Dataset items
◇ ◇ ◇

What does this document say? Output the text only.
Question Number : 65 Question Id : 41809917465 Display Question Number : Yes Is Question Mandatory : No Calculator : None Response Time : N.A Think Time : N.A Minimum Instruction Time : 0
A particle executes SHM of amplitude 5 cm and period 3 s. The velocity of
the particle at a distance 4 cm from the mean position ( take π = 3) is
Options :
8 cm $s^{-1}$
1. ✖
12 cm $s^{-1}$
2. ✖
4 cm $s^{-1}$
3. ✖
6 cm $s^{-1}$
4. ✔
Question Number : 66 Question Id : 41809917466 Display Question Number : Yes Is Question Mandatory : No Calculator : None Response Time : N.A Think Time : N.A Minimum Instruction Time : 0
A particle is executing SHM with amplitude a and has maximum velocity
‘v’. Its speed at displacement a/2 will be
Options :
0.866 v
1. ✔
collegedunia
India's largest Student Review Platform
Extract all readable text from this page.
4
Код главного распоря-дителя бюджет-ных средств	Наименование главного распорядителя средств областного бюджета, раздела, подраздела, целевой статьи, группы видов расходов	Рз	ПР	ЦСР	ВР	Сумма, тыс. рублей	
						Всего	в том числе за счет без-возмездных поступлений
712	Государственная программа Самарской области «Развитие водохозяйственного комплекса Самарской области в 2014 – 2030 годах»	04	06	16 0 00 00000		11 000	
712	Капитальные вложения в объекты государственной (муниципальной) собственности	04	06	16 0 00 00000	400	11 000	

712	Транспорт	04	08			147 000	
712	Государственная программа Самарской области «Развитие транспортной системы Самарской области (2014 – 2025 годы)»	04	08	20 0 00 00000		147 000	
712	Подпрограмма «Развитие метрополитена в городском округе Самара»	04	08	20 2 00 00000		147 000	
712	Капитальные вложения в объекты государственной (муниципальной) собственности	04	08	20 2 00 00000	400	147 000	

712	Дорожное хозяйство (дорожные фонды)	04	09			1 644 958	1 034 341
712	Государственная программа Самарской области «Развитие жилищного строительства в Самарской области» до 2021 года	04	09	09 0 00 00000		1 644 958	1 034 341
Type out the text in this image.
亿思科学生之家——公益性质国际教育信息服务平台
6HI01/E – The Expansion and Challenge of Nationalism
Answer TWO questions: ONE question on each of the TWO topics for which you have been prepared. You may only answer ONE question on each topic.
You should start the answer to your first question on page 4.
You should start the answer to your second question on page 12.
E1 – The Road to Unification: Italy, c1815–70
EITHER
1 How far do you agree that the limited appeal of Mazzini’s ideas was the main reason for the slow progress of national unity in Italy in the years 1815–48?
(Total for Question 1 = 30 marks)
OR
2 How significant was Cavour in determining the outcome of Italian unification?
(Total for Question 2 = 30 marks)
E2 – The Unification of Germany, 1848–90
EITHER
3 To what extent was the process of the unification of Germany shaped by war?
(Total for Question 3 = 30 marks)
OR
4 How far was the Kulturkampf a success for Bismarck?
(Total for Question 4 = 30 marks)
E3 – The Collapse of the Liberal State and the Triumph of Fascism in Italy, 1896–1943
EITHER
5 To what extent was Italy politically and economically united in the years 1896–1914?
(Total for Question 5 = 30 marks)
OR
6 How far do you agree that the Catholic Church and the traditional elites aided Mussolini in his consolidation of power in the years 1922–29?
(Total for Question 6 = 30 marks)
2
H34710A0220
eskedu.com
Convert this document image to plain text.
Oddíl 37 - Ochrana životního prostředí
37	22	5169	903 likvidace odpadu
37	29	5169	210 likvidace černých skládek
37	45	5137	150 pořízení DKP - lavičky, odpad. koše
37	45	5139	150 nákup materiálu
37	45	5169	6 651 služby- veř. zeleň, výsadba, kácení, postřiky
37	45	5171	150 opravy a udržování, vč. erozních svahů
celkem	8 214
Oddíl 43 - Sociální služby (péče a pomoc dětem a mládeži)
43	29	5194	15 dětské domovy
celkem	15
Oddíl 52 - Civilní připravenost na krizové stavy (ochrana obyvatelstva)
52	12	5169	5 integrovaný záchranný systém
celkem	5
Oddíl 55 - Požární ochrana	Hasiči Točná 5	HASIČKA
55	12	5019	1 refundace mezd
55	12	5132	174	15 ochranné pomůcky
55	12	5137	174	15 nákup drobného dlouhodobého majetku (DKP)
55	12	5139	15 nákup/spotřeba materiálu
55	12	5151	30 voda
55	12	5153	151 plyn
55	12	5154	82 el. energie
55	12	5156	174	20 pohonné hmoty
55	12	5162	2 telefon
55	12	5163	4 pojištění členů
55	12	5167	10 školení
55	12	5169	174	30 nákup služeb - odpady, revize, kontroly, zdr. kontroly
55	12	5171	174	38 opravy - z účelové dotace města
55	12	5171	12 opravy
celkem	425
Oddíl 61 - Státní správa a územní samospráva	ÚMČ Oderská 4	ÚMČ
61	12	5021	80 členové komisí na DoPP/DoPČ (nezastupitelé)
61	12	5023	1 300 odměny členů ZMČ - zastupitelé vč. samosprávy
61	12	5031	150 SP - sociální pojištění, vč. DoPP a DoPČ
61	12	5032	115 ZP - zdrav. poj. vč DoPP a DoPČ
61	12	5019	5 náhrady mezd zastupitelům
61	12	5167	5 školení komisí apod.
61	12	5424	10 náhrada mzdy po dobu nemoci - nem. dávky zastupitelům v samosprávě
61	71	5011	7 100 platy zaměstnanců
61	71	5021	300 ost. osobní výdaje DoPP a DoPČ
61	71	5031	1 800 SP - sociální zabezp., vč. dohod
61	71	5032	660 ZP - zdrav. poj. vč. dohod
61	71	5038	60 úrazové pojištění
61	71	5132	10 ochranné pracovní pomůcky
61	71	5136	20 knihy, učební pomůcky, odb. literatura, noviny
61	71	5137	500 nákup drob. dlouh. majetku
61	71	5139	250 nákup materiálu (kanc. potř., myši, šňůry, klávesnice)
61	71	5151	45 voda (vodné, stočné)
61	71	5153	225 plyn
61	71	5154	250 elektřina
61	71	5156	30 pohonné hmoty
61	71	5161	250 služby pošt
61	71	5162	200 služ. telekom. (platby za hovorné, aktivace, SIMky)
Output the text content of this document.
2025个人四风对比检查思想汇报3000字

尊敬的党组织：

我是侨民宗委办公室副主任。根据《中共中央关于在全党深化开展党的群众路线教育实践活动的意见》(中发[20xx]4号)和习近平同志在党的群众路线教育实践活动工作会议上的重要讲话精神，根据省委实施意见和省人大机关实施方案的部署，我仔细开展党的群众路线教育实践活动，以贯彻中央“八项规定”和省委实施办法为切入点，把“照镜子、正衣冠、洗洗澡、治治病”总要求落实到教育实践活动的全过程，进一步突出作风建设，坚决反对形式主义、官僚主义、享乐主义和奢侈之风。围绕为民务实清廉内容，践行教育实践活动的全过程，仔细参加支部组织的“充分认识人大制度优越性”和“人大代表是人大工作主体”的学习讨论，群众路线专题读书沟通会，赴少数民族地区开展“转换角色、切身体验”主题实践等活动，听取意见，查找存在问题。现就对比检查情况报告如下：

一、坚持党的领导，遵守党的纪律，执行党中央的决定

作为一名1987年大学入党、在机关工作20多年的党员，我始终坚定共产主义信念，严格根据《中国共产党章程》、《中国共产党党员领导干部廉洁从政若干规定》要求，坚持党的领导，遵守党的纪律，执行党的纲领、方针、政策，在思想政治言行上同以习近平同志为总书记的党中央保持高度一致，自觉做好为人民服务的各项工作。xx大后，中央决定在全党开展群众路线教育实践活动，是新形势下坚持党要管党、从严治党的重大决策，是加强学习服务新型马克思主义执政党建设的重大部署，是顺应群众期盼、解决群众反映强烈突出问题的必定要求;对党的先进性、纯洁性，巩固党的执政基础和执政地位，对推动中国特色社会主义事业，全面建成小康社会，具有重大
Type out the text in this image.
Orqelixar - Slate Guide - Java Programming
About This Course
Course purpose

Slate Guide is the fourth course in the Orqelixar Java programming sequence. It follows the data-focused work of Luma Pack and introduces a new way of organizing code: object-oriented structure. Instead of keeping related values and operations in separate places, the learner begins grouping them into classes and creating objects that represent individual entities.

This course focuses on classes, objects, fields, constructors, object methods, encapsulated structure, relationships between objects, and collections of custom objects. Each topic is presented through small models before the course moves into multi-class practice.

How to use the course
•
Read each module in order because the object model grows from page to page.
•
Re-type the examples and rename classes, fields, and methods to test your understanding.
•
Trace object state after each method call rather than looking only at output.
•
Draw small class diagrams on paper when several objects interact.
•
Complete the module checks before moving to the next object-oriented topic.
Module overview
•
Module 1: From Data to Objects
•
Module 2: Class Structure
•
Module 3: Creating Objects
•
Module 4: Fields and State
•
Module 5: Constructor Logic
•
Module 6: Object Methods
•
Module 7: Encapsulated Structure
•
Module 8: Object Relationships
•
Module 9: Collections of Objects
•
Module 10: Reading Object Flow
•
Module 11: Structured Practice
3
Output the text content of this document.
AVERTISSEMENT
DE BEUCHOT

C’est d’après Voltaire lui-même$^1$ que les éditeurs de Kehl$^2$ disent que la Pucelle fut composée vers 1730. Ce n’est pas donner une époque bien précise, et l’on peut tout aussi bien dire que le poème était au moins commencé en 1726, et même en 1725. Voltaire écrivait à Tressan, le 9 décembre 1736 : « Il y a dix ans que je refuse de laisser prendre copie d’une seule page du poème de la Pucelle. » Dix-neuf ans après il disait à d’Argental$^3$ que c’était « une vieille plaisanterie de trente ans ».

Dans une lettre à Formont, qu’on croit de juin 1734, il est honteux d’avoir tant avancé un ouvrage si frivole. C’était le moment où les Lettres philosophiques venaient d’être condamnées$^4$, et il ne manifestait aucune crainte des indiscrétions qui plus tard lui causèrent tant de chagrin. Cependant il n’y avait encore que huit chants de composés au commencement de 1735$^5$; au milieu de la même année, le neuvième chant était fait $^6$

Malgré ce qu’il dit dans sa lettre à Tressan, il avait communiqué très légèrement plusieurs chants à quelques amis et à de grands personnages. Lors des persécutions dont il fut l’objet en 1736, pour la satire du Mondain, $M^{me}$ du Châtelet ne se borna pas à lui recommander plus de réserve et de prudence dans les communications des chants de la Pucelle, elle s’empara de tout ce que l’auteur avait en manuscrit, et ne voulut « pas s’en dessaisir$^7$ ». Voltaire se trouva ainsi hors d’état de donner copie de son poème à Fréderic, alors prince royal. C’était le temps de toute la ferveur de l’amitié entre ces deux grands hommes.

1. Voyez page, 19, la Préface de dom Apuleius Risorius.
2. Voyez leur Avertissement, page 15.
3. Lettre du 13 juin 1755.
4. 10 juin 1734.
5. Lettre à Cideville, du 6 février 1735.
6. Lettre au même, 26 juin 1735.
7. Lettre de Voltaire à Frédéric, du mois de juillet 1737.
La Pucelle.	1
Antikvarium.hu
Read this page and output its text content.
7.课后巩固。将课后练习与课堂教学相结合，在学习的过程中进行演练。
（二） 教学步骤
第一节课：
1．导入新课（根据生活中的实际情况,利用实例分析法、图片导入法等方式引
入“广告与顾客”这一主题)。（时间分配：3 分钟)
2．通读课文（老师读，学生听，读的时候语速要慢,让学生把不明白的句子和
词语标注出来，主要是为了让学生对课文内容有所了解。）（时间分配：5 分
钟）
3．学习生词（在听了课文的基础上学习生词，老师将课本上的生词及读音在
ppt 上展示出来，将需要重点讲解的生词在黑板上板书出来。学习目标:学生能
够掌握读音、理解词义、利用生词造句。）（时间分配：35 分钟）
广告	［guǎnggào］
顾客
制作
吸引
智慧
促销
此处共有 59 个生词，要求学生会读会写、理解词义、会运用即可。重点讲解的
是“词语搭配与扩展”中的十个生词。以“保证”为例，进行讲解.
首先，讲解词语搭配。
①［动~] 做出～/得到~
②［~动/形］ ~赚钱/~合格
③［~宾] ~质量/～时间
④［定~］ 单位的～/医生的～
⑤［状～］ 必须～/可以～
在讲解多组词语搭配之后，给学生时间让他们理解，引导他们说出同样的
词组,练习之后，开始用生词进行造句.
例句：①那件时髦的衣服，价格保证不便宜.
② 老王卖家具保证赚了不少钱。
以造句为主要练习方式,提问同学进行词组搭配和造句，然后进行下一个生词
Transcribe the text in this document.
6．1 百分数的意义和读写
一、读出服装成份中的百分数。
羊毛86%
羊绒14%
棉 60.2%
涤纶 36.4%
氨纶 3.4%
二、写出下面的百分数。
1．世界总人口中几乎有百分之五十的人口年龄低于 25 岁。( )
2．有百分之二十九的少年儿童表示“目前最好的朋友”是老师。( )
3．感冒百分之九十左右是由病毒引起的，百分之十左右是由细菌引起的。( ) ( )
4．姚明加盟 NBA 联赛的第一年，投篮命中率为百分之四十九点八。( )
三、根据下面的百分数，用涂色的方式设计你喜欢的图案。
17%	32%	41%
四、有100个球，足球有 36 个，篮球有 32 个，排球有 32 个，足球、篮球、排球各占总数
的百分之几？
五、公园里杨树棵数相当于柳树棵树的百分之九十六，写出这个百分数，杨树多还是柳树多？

◇ ◇ ◇

Select from the material above each line in which the string "voda" appears, and list those lines.

55	12	5151	30 voda
61	71	5151	45 voda (vodné, stočné)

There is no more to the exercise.